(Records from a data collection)
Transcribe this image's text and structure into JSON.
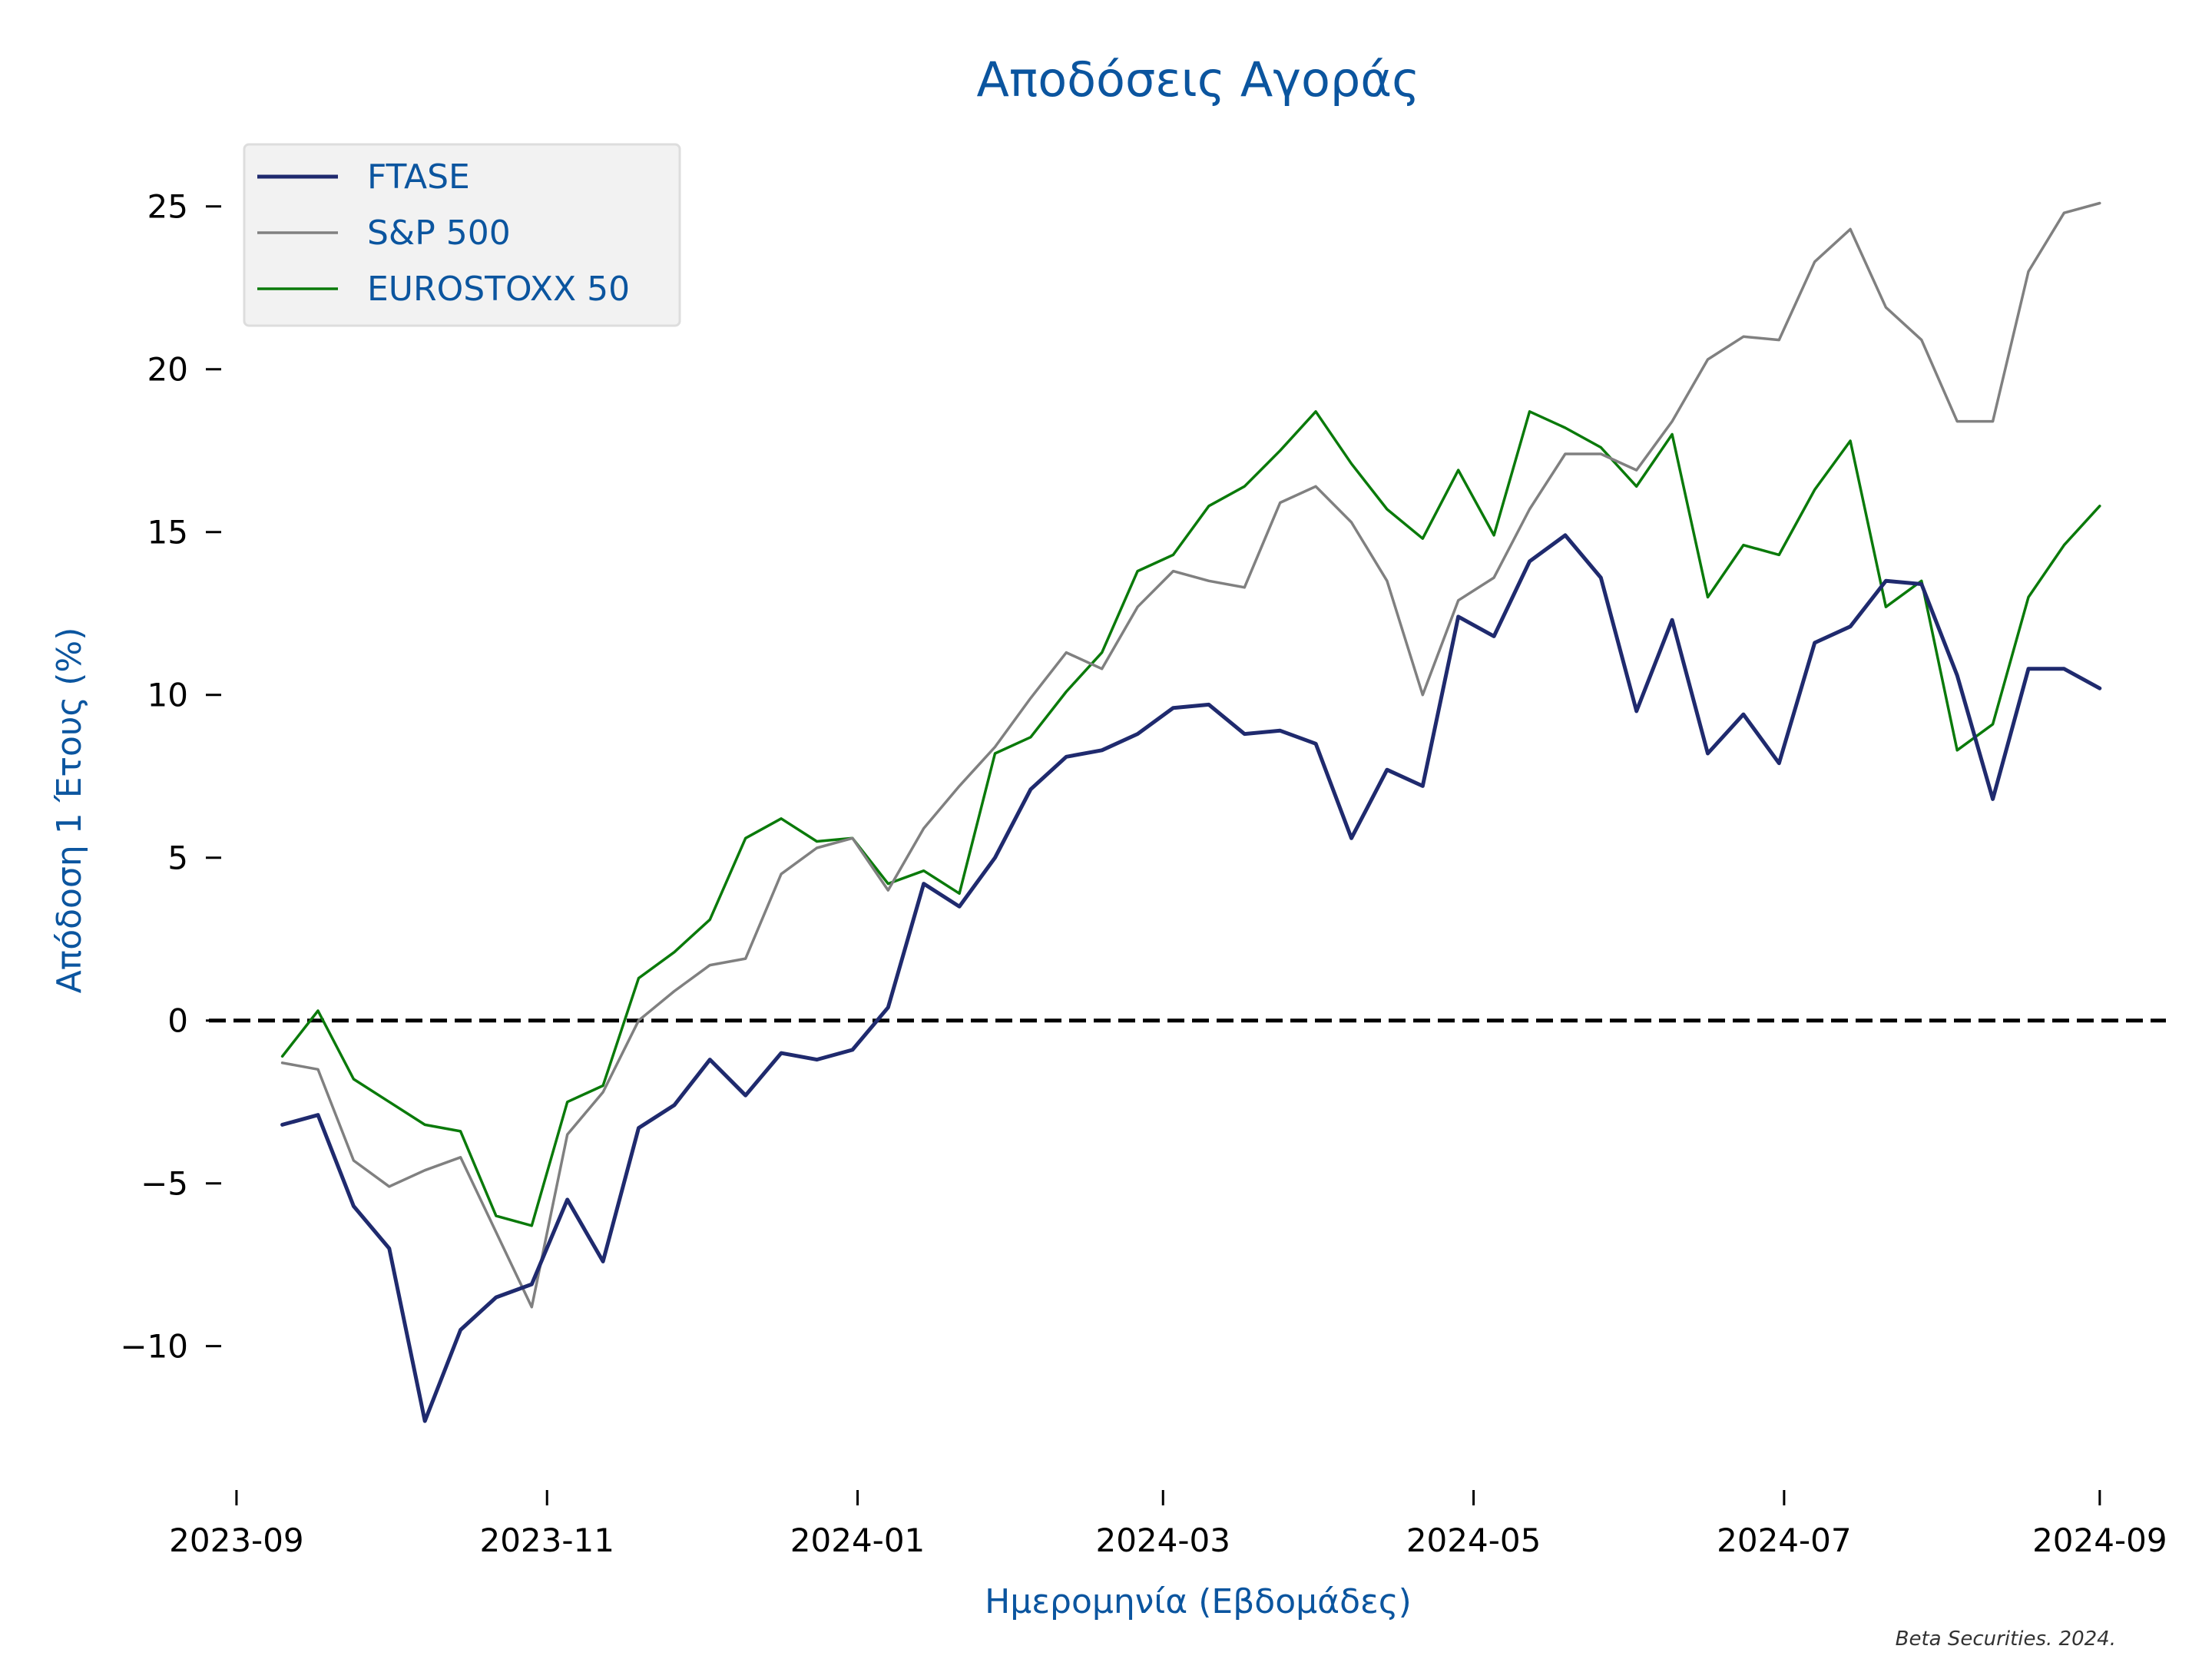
{
  "chart_data": {
    "type": "line",
    "title": "Αποδόσεις Αγοράς",
    "xlabel": "Ημερομηνία (Εβδομάδες)",
    "ylabel": "Απόδοση 1 Έτους (%)",
    "credit": "Beta Securities. 2024.",
    "ylim": [
      -14.3,
      27.8
    ],
    "xlim": [
      "2023-08-21",
      "2024-09-14"
    ],
    "x_ticks": [
      "2023-09",
      "2023-11",
      "2024-01",
      "2024-03",
      "2024-05",
      "2024-07",
      "2024-09"
    ],
    "x_tick_dates": [
      "2023-09-01",
      "2023-11-01",
      "2024-01-01",
      "2024-03-01",
      "2024-05-01",
      "2024-07-01",
      "2024-09-01"
    ],
    "y_ticks": [
      -10,
      -5,
      0,
      5,
      10,
      15,
      20,
      25
    ],
    "y_tick_labels": [
      "−10",
      "−5",
      "0",
      "5",
      "10",
      "15",
      "20",
      "25"
    ],
    "grid": false,
    "legend_position": "top-left",
    "reference_line": {
      "y": 0,
      "style": "dashed",
      "color": "#000000"
    },
    "x": [
      "2023-09-10",
      "2023-09-17",
      "2023-09-24",
      "2023-10-01",
      "2023-10-08",
      "2023-10-15",
      "2023-10-22",
      "2023-10-29",
      "2023-11-05",
      "2023-11-12",
      "2023-11-19",
      "2023-11-26",
      "2023-12-03",
      "2023-12-10",
      "2023-12-17",
      "2023-12-24",
      "2023-12-31",
      "2024-01-07",
      "2024-01-14",
      "2024-01-21",
      "2024-01-28",
      "2024-02-04",
      "2024-02-11",
      "2024-02-18",
      "2024-02-25",
      "2024-03-03",
      "2024-03-10",
      "2024-03-17",
      "2024-03-24",
      "2024-03-31",
      "2024-04-07",
      "2024-04-14",
      "2024-04-21",
      "2024-04-28",
      "2024-05-05",
      "2024-05-12",
      "2024-05-19",
      "2024-05-26",
      "2024-06-02",
      "2024-06-09",
      "2024-06-16",
      "2024-06-23",
      "2024-06-30",
      "2024-07-07",
      "2024-07-14",
      "2024-07-21",
      "2024-07-28",
      "2024-08-04",
      "2024-08-11",
      "2024-08-18",
      "2024-08-25",
      "2024-09-01"
    ],
    "series": [
      {
        "name": "FTASE",
        "color": "#1f2a6e",
        "values": [
          -3.2,
          -2.9,
          -5.7,
          -7.0,
          -12.3,
          -9.5,
          -8.5,
          -8.1,
          -5.5,
          -7.4,
          -3.3,
          -2.6,
          -1.2,
          -2.3,
          -1.0,
          -1.2,
          -0.9,
          0.4,
          4.2,
          3.5,
          5.0,
          7.1,
          8.1,
          8.3,
          8.8,
          9.6,
          9.7,
          8.8,
          8.9,
          8.5,
          5.6,
          7.7,
          7.2,
          12.4,
          11.8,
          14.1,
          14.9,
          13.6,
          9.5,
          12.3,
          8.2,
          9.4,
          7.9,
          11.6,
          12.1,
          13.5,
          13.4,
          10.6,
          6.8,
          10.8,
          10.8,
          10.2
        ]
      },
      {
        "name": "S&P 500",
        "color": "#808080",
        "values": [
          -1.3,
          -1.5,
          -4.3,
          -5.1,
          -4.6,
          -4.2,
          -6.5,
          -8.8,
          -3.5,
          -2.2,
          0.0,
          0.9,
          1.7,
          1.9,
          4.5,
          5.3,
          5.6,
          4.0,
          5.9,
          7.2,
          8.4,
          9.9,
          11.3,
          10.8,
          12.7,
          13.8,
          13.5,
          13.3,
          15.9,
          16.4,
          15.3,
          13.5,
          10.0,
          12.9,
          13.6,
          15.7,
          17.4,
          17.4,
          16.9,
          18.4,
          20.3,
          21.0,
          20.9,
          23.3,
          24.3,
          21.9,
          20.9,
          18.4,
          18.4,
          23.0,
          24.8,
          25.1
        ]
      },
      {
        "name": "EUROSTOXX 50",
        "color": "#0a7a0a",
        "values": [
          -1.1,
          0.3,
          -1.8,
          -2.5,
          -3.2,
          -3.4,
          -6.0,
          -6.3,
          -2.5,
          -2.0,
          1.3,
          2.1,
          3.1,
          5.6,
          6.2,
          5.5,
          5.6,
          4.2,
          4.6,
          3.9,
          8.2,
          8.7,
          10.1,
          11.3,
          13.8,
          14.3,
          15.8,
          16.4,
          17.5,
          18.7,
          17.1,
          15.7,
          14.8,
          16.9,
          14.9,
          18.7,
          18.2,
          17.6,
          16.4,
          18.0,
          13.0,
          14.6,
          14.3,
          16.3,
          17.8,
          12.7,
          13.5,
          8.3,
          9.1,
          13.0,
          14.6,
          15.8
        ]
      }
    ]
  }
}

§ **Problem**
Count the lines that include the word "color" and state the result as a bare number.

§ **Response to the task**
4